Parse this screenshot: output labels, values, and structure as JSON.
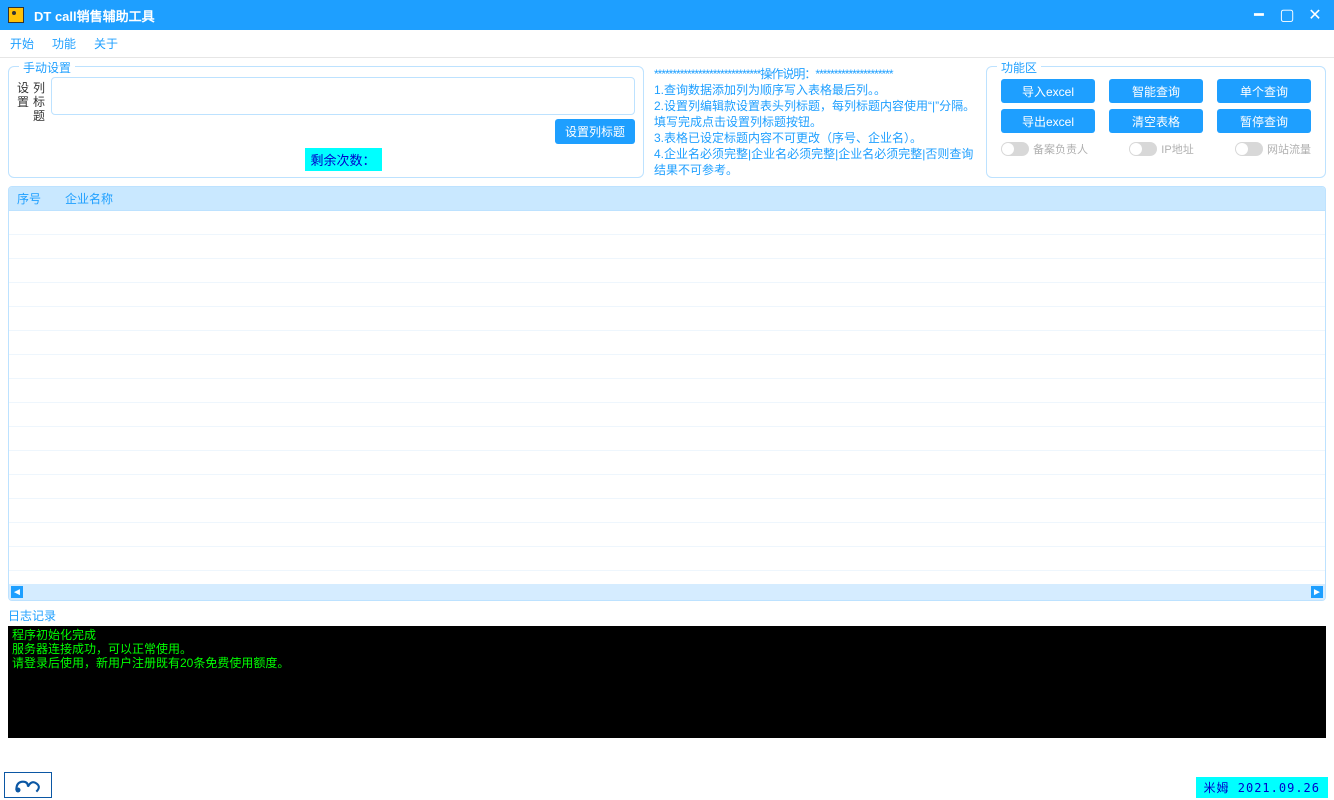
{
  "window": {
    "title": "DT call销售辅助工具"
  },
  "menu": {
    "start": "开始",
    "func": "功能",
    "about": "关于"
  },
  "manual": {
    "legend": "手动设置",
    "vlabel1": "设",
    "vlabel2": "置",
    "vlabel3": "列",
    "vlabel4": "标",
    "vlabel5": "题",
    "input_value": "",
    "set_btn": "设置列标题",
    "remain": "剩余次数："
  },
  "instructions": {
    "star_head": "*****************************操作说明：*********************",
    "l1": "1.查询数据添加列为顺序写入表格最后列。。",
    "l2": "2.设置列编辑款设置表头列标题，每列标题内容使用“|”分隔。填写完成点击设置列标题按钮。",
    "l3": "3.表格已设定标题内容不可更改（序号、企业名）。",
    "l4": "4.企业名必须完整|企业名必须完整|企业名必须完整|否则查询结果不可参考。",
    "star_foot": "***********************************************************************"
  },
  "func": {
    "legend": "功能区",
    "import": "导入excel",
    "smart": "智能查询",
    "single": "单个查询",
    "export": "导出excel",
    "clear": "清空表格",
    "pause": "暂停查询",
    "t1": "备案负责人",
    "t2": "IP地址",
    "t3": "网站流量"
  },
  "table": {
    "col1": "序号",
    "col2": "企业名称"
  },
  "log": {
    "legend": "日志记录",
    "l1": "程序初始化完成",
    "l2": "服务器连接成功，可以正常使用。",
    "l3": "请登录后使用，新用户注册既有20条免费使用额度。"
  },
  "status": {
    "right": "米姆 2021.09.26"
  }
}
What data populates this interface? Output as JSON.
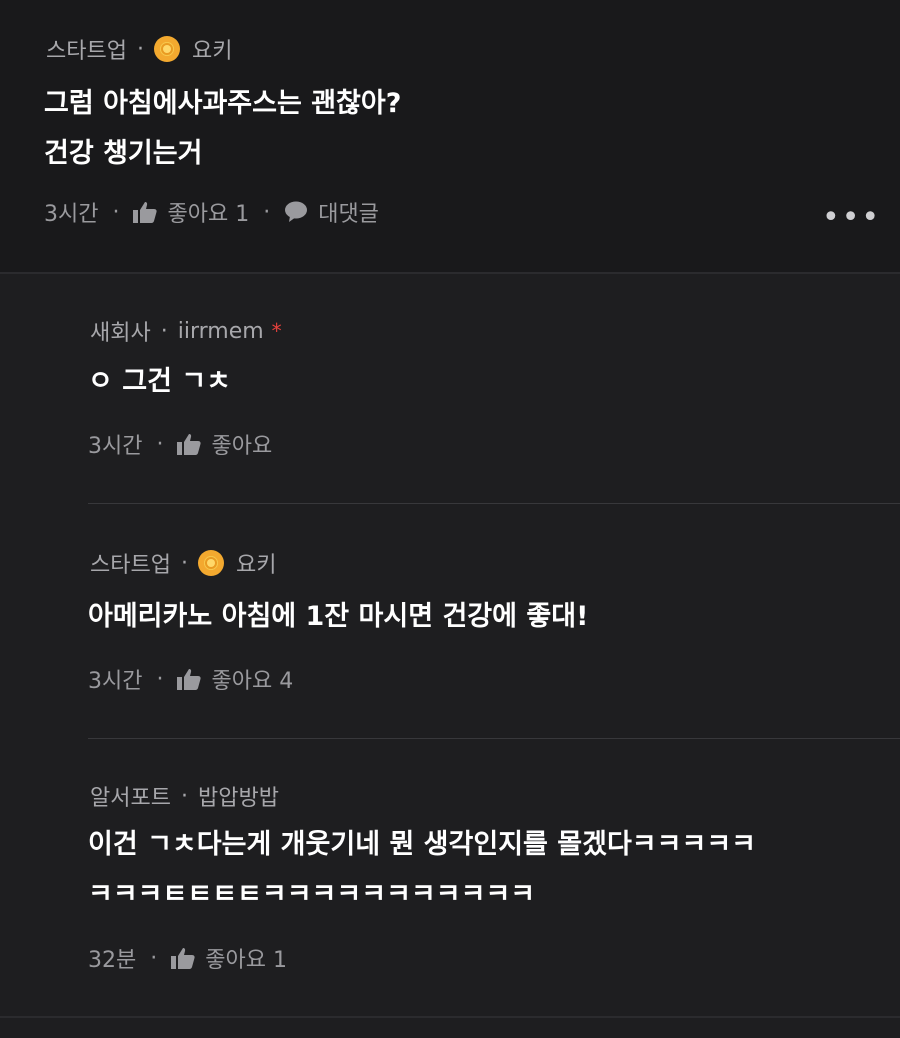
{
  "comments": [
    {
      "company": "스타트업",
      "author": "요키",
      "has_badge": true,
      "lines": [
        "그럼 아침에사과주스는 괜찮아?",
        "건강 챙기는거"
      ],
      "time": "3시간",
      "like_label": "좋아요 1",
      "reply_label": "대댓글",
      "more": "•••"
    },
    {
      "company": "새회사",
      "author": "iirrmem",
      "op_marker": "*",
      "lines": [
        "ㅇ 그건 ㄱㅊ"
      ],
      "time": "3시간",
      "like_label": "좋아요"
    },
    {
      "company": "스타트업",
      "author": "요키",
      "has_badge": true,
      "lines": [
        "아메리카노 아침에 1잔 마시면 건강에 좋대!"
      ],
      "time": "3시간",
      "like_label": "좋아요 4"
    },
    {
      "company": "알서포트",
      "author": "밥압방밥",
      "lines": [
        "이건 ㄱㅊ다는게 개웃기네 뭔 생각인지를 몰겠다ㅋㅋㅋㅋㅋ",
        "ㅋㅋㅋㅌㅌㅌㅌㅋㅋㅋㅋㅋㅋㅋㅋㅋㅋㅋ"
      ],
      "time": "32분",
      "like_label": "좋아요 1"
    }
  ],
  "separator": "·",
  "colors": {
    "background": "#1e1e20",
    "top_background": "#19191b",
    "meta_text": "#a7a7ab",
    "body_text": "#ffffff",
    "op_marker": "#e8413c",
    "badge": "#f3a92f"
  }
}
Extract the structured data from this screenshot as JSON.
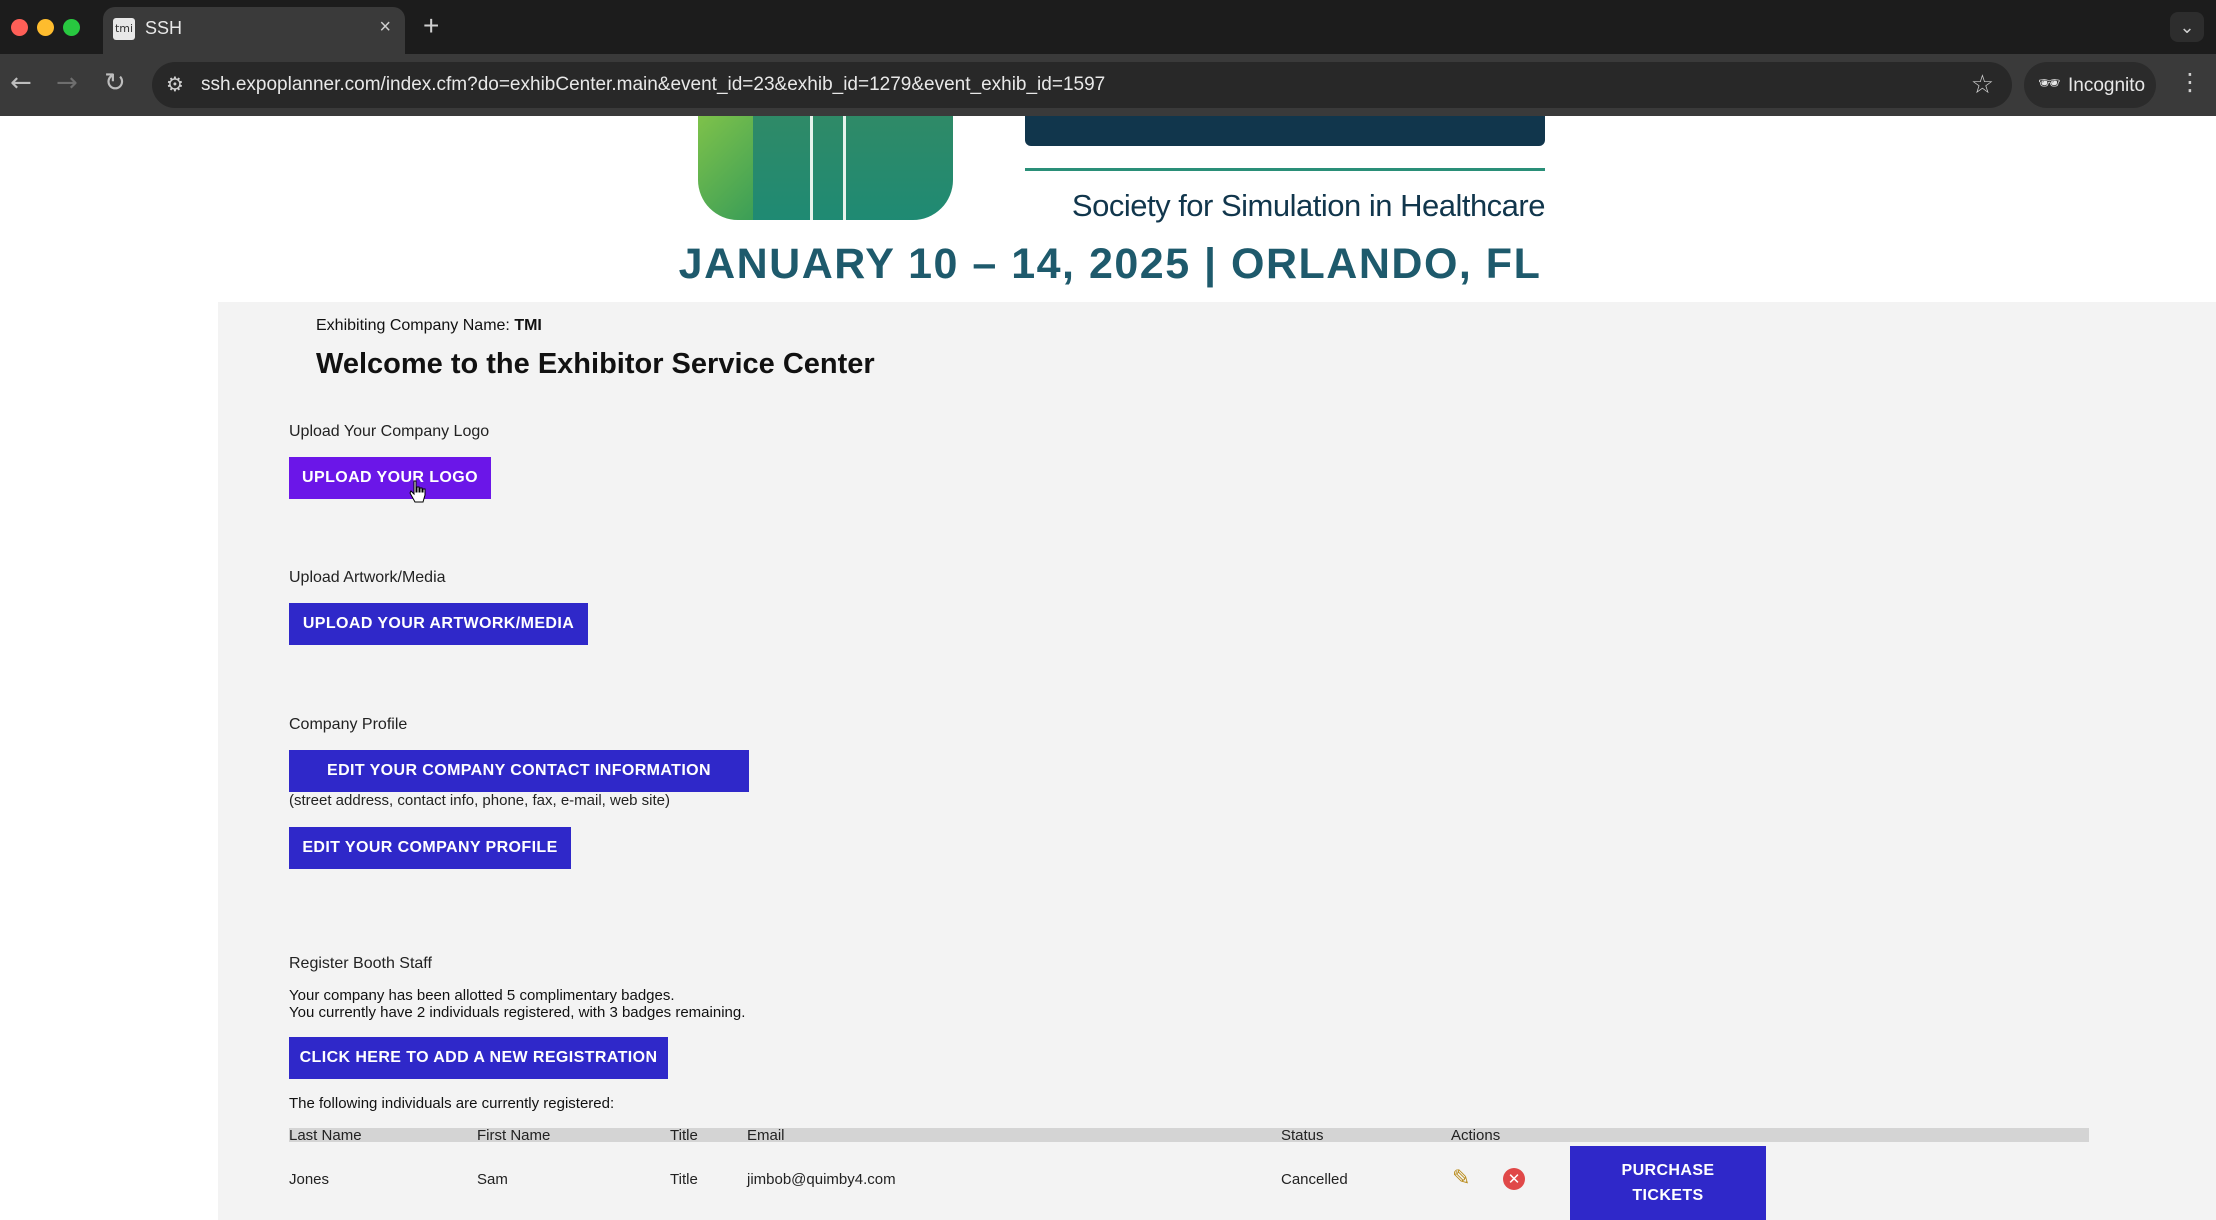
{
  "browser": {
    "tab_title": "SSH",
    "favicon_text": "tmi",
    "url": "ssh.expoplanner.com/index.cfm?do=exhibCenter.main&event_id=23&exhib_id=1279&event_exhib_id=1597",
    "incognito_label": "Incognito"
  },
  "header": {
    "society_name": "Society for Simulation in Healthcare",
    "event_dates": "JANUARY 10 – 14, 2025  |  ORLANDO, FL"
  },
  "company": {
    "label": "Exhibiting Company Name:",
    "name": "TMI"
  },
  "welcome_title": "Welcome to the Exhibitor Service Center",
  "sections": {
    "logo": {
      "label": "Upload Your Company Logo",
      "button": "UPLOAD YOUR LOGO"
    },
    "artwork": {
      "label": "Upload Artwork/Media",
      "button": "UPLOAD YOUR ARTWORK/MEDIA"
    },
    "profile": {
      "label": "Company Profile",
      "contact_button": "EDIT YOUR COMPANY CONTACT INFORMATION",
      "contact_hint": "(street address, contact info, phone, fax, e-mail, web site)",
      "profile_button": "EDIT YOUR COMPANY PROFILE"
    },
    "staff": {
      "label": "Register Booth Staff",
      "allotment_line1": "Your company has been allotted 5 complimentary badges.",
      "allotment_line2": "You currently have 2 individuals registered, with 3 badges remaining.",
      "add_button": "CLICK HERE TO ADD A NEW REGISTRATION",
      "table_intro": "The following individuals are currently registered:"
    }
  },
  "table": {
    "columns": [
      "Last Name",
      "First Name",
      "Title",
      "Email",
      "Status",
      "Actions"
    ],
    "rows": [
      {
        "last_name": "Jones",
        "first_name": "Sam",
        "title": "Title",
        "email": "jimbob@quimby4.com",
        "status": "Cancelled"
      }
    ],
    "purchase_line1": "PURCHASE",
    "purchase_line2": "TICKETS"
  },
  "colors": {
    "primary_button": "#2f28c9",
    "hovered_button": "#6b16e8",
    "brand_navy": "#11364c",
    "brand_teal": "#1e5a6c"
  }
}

● ● ● ● ● ● ●

• _Objective_
Return each line where "author" shows up.

• _Task output_
      "author": "요키",
      "author": "iirrmem",
      "author": "요키",
      "author": "밥압방밥",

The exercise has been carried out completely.